Task objective —
Using the entries that follow, state how many lines contain the word "unit". The response is that number and nothing more.

########################################

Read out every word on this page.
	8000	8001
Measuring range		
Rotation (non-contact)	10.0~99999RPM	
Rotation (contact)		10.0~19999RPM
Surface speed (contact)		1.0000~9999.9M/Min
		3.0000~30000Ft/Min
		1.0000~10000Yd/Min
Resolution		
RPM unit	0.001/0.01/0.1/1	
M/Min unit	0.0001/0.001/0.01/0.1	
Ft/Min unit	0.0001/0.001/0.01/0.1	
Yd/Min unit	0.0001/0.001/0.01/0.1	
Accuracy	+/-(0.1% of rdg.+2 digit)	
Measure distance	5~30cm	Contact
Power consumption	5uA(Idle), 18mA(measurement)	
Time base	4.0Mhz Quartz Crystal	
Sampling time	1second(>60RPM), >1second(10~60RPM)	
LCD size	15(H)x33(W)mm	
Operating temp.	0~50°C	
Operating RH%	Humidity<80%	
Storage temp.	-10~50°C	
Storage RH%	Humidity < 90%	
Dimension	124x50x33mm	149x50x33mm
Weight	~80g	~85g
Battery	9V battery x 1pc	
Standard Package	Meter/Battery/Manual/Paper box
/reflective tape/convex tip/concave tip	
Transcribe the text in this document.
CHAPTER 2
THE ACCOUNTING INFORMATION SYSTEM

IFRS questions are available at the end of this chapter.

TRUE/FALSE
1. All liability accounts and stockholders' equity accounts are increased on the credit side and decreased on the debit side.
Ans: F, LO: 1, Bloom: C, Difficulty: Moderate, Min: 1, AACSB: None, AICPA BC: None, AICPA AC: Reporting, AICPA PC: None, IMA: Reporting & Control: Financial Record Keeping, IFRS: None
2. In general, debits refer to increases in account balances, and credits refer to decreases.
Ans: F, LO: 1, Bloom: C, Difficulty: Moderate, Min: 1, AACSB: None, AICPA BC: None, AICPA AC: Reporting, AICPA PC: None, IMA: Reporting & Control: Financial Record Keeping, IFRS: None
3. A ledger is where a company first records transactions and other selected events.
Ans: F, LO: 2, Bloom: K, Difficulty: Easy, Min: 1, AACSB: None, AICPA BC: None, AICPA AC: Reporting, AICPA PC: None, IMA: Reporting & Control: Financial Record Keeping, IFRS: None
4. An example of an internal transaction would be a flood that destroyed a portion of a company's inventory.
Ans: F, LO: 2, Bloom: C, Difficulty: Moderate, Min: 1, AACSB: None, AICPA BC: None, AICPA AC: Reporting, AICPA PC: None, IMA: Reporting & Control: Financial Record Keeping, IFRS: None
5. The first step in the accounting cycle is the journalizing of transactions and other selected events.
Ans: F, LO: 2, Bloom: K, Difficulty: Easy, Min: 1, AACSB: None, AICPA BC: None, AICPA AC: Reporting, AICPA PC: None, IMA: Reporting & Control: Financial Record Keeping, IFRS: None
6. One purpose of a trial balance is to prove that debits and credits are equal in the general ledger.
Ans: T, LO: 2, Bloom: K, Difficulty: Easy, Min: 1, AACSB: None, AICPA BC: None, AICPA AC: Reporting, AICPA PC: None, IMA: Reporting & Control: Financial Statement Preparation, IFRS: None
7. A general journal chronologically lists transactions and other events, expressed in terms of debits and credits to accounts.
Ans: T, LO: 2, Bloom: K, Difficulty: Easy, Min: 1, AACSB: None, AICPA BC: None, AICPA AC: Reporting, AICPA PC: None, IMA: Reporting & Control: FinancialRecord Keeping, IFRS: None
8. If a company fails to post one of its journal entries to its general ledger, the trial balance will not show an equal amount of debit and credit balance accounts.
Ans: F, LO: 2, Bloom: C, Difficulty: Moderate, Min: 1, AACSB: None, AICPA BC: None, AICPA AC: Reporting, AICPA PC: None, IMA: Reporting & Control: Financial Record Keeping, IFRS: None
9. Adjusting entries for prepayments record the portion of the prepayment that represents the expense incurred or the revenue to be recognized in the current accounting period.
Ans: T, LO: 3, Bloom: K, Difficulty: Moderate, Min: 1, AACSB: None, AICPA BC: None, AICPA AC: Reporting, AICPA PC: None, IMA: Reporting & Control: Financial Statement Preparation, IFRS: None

########################################

Solution to the problem —
4